- What to produce -
Starting at the beginning of the data and going on through the line with "nav-group-label: PROJECTS <box>41", output each line as a row of a Markdown table with the columns Row and Line. Number the rows and leave out any blank lines.

- Task inputs -
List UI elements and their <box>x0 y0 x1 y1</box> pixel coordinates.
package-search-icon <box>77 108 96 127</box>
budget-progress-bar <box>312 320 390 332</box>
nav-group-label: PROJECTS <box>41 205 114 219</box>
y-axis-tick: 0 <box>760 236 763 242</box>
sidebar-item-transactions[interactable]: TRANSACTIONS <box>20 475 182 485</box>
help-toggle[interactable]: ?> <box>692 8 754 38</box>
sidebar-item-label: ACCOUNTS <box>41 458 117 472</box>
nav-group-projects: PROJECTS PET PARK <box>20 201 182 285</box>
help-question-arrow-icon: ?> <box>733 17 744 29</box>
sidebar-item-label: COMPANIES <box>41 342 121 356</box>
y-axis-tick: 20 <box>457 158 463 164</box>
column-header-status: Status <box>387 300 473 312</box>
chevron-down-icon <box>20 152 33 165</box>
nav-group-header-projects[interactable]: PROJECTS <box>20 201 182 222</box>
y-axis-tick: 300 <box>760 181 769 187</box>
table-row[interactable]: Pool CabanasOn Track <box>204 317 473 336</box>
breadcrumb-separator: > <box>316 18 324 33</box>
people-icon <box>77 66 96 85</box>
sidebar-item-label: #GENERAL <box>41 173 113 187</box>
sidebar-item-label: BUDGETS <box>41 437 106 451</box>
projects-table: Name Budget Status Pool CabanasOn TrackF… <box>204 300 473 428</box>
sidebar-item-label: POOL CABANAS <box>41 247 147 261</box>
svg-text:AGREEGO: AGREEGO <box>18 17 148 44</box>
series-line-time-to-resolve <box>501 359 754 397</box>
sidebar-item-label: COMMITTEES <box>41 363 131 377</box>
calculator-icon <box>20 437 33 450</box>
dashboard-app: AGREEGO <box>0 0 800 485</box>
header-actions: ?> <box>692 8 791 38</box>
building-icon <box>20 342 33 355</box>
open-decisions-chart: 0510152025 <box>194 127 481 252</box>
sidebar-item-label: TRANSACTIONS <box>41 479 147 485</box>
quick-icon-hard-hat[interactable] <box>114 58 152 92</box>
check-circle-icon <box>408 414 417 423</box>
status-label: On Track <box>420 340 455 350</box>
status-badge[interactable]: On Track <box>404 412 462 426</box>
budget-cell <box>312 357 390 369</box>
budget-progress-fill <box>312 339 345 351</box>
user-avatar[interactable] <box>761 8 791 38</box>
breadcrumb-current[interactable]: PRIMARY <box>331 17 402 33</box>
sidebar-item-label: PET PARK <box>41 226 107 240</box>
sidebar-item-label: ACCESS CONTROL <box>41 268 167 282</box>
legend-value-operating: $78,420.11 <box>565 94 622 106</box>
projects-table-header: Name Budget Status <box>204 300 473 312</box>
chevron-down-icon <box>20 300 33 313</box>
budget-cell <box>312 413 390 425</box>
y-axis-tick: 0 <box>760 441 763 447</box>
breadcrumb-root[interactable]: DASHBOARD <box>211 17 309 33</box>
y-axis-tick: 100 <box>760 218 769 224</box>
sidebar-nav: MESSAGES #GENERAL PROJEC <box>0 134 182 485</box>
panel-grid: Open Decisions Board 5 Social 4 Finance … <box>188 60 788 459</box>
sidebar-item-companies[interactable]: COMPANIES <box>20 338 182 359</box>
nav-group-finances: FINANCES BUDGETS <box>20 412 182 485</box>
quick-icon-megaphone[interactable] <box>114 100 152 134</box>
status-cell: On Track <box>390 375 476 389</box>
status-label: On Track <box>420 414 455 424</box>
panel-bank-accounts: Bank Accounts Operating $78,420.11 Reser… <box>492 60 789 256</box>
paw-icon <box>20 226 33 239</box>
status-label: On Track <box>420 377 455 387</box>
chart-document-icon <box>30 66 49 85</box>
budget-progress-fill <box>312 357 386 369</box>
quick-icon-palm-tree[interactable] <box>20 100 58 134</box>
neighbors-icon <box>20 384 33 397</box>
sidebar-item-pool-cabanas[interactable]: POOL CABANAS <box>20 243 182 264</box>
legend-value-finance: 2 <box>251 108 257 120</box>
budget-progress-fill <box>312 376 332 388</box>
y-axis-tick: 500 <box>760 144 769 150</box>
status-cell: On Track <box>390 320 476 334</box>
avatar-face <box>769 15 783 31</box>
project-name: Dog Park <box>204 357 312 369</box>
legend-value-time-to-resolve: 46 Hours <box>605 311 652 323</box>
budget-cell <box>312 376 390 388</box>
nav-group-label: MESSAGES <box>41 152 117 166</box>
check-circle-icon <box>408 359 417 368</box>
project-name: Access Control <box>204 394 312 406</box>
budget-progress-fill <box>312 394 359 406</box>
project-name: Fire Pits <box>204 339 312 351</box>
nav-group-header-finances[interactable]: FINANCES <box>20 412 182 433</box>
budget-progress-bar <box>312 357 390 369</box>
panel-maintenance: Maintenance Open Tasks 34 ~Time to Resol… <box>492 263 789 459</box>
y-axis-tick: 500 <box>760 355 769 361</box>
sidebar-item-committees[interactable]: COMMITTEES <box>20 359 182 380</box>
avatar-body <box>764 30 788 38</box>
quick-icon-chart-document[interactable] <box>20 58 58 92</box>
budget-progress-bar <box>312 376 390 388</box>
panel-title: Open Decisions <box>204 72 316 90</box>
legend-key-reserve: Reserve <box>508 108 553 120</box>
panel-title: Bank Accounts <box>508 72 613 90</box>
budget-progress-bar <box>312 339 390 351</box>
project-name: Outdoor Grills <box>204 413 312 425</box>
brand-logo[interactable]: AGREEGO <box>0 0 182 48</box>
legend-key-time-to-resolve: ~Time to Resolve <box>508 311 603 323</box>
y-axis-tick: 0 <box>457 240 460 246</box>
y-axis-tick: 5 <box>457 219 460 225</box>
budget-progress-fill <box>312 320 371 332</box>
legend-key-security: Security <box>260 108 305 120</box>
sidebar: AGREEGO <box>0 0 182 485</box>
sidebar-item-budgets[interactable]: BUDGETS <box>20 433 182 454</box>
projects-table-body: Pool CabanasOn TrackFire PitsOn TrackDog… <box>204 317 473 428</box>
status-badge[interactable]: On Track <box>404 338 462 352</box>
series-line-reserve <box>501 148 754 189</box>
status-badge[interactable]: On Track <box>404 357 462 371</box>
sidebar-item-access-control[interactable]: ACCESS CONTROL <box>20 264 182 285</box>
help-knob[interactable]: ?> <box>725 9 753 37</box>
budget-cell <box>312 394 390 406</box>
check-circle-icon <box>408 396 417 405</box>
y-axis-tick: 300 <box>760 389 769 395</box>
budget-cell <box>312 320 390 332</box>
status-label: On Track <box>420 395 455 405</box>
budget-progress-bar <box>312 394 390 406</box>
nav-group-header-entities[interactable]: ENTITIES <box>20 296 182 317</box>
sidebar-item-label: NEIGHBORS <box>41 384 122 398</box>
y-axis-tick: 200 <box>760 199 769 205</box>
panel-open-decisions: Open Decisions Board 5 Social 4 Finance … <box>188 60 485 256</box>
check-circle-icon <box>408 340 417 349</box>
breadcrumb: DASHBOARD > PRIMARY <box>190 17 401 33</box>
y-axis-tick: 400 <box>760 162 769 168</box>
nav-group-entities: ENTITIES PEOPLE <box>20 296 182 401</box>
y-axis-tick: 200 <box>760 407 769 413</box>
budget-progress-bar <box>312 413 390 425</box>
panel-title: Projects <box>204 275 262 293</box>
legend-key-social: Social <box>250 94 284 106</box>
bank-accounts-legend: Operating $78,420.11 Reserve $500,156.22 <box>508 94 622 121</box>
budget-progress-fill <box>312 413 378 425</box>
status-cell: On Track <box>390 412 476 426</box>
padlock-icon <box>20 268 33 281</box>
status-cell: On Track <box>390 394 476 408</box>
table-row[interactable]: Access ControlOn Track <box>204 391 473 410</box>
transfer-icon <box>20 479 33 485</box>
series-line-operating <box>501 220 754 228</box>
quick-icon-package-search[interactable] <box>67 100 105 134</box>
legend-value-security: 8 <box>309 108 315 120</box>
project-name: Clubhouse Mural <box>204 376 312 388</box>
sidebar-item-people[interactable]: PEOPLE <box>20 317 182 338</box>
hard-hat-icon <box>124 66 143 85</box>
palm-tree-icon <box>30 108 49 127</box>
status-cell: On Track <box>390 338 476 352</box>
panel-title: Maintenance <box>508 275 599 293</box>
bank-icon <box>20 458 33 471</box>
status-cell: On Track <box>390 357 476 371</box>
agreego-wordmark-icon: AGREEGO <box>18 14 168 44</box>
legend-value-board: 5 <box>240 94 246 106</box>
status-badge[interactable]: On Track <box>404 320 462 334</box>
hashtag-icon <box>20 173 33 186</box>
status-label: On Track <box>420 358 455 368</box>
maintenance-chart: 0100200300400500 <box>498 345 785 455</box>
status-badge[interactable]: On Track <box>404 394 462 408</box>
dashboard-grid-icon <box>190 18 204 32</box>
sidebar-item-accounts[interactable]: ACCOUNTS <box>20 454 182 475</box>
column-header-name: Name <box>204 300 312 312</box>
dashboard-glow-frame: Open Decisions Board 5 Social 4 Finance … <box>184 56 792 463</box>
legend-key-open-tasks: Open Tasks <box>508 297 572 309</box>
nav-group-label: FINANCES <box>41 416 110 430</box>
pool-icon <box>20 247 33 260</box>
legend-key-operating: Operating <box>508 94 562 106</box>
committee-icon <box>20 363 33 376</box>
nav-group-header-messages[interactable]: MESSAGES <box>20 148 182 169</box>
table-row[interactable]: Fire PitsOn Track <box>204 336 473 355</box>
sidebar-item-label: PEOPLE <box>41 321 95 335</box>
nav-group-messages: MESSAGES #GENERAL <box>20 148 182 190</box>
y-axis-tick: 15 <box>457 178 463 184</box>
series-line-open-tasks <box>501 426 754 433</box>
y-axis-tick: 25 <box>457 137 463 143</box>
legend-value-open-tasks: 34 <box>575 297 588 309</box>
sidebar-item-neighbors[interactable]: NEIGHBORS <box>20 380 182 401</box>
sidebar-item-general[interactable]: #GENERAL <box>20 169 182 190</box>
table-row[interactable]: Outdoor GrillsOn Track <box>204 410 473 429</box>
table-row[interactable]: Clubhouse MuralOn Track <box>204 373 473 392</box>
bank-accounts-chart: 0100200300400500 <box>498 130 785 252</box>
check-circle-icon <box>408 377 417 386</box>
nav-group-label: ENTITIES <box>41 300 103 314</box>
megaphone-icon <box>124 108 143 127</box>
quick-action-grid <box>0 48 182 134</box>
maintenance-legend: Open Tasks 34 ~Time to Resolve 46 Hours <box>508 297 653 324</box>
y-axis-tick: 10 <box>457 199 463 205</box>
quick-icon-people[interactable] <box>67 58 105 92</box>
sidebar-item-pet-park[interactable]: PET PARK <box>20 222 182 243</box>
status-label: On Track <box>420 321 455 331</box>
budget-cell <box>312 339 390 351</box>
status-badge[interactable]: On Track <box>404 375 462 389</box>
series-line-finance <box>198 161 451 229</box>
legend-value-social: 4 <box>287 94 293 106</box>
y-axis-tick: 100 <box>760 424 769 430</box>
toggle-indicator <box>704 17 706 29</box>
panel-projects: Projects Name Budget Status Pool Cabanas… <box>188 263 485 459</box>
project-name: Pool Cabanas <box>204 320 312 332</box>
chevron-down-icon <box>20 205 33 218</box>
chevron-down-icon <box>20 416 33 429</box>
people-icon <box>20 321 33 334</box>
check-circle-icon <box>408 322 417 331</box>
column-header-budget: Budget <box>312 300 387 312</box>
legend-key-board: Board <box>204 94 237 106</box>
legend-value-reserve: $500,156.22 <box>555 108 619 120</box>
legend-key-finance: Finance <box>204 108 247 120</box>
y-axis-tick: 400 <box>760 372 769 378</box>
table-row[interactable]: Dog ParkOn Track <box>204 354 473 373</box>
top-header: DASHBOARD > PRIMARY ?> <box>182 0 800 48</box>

- The output -
| Row | Line |
|---|---|
| 1 | List UI elements and their <box>x0 y0 x1 y1</box> pixel coordinates. |
| 2 | package-search-icon <box>77 108 96 127</box> |
| 3 | budget-progress-bar <box>312 320 390 332</box> |
| 4 | nav-group-label: PROJECTS <box>41 205 114 219</box> |